Return a copy of every line in the records that includes the word "temperature".

EXTRACTED MATERIAL
(begin)
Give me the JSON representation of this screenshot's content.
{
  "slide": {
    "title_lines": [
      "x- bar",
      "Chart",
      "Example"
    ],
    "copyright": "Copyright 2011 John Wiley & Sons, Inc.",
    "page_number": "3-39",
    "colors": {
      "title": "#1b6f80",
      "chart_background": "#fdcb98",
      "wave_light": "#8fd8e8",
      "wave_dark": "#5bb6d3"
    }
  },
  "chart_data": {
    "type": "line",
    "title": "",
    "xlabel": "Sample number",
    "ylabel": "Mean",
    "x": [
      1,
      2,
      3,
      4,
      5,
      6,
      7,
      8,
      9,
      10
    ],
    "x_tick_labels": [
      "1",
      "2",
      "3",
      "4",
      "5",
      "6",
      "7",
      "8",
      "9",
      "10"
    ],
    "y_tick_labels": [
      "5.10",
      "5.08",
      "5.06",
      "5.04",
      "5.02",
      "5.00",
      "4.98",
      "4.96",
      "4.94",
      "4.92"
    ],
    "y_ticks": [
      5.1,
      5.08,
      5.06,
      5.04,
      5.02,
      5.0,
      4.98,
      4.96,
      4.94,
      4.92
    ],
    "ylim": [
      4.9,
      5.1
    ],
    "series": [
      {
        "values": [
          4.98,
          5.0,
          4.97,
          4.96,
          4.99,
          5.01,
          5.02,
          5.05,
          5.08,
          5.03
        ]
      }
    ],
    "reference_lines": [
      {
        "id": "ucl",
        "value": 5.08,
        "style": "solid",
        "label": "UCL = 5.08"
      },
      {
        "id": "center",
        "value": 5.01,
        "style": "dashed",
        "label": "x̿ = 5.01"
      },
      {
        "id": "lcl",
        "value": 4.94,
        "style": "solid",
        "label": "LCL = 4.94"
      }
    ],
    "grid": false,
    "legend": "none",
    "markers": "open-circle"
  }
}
(end)
(begin)
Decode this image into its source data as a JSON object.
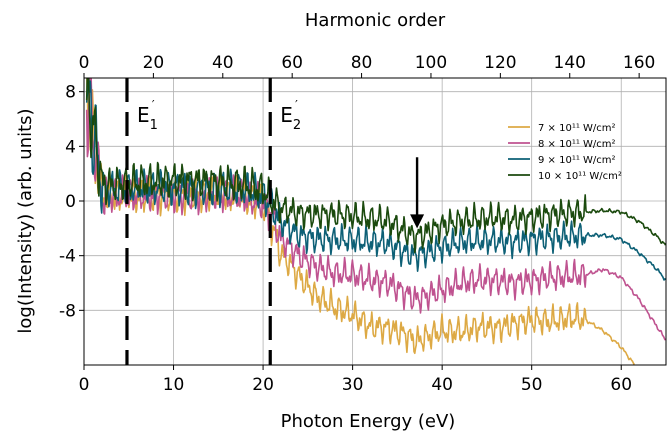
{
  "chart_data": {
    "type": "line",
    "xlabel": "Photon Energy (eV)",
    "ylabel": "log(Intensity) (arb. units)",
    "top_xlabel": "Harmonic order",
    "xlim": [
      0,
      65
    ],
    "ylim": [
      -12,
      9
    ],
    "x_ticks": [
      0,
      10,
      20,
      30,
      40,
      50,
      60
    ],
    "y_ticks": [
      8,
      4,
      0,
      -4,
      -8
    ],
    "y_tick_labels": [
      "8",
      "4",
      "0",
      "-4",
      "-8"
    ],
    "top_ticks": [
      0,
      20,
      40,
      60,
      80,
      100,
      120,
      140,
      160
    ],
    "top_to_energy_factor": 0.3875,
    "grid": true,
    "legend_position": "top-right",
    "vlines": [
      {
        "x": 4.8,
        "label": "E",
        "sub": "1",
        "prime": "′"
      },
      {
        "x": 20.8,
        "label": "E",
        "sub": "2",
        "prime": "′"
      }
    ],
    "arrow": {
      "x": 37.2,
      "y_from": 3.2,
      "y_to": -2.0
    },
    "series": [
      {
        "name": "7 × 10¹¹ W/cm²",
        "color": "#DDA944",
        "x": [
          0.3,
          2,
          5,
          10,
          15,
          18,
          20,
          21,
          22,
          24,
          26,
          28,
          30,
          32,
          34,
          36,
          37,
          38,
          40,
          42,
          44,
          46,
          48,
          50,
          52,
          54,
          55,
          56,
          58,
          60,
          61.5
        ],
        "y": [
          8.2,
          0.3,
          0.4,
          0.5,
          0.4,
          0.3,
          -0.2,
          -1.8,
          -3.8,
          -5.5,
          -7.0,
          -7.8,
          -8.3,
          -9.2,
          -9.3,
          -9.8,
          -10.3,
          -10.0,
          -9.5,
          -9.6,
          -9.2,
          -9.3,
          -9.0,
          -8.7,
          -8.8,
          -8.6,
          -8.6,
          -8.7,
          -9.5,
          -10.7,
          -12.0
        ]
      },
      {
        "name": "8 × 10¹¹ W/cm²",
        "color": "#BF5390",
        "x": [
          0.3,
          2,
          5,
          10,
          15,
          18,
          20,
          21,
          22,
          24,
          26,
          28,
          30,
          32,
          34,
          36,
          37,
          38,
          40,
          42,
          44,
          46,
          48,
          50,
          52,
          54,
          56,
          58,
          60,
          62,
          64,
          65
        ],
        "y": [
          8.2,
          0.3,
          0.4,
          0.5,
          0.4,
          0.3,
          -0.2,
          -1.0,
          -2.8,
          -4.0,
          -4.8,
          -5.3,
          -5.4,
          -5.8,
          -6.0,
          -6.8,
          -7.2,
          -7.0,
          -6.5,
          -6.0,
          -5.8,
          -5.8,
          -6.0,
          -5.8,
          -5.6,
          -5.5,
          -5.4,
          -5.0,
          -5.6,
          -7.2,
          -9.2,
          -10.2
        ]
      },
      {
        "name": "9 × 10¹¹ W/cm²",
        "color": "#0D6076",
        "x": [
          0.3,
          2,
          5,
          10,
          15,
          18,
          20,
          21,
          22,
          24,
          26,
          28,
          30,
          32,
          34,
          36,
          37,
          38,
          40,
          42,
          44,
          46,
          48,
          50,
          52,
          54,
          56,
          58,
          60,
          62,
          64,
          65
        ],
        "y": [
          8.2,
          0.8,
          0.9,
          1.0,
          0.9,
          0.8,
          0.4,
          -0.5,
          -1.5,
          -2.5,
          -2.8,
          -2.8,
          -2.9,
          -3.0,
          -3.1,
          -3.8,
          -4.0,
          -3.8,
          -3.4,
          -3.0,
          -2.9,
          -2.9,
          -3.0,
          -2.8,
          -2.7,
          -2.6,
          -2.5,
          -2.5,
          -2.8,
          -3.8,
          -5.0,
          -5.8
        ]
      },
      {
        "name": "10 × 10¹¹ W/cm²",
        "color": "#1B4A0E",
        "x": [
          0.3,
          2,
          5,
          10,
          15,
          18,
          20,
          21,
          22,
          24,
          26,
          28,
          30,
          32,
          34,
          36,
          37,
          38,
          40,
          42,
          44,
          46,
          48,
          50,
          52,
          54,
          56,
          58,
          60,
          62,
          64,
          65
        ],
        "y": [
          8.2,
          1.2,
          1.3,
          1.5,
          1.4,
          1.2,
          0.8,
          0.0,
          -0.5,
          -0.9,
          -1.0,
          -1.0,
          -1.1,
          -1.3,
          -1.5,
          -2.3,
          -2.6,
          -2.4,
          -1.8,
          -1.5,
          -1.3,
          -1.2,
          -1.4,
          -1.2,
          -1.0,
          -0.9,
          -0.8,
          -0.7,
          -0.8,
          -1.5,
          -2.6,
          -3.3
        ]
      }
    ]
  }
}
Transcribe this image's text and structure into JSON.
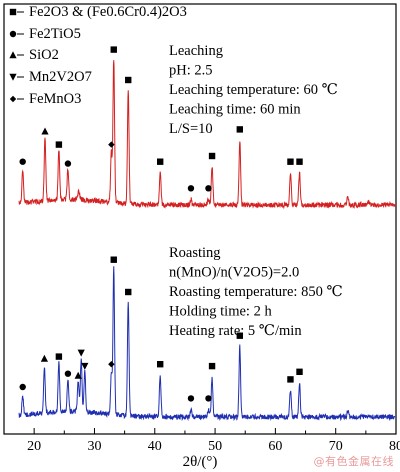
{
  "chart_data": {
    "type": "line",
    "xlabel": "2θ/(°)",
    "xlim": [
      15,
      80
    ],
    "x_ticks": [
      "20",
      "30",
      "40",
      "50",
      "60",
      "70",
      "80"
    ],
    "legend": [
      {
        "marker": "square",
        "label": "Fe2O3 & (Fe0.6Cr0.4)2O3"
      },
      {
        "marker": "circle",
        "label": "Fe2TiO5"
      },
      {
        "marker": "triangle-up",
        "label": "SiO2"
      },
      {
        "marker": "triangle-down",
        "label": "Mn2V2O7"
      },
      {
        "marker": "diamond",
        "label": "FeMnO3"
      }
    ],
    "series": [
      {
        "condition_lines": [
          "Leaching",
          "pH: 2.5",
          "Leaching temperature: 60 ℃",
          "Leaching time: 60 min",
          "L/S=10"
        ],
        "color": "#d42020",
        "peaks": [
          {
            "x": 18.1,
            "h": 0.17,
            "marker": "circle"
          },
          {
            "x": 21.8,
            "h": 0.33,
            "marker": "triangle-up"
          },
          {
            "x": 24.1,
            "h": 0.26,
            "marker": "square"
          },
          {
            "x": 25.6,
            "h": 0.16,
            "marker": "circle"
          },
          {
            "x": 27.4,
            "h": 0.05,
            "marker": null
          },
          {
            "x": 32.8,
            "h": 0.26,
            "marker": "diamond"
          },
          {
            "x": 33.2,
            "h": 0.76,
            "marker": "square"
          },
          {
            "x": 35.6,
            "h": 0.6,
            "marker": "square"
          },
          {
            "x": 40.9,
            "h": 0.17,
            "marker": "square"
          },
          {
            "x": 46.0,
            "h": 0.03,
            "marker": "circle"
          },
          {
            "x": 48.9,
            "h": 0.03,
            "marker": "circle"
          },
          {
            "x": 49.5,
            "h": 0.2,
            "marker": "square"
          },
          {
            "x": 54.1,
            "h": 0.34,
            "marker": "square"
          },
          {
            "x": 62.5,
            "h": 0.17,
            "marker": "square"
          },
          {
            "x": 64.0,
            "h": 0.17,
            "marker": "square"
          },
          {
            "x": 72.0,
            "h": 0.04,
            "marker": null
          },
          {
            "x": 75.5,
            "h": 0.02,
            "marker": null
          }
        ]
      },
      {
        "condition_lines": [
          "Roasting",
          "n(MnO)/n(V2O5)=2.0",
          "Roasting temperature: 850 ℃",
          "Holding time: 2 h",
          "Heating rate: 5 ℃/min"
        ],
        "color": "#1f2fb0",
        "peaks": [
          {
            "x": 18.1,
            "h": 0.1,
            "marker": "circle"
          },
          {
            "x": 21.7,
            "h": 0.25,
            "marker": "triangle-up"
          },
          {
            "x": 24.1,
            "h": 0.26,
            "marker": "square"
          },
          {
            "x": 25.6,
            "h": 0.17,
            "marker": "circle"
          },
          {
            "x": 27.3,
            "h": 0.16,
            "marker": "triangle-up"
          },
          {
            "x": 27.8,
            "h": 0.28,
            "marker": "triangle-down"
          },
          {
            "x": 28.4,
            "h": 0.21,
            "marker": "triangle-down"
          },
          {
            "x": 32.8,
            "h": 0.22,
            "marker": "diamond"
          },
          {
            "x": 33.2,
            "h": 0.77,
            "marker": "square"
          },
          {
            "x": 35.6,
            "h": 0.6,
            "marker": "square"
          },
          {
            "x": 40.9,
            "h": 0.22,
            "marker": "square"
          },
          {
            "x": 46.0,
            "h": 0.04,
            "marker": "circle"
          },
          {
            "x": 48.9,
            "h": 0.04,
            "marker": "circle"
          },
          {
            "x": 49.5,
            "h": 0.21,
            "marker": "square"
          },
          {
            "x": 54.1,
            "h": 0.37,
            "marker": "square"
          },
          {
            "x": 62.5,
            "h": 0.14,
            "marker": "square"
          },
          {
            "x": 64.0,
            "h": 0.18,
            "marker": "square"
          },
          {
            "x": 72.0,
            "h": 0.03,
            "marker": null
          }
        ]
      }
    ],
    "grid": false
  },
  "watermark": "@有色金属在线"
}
(end)
CORRECT ANSWER
          "Leaching temperature: 60 ℃",
          "Roasting temperature: 850 ℃",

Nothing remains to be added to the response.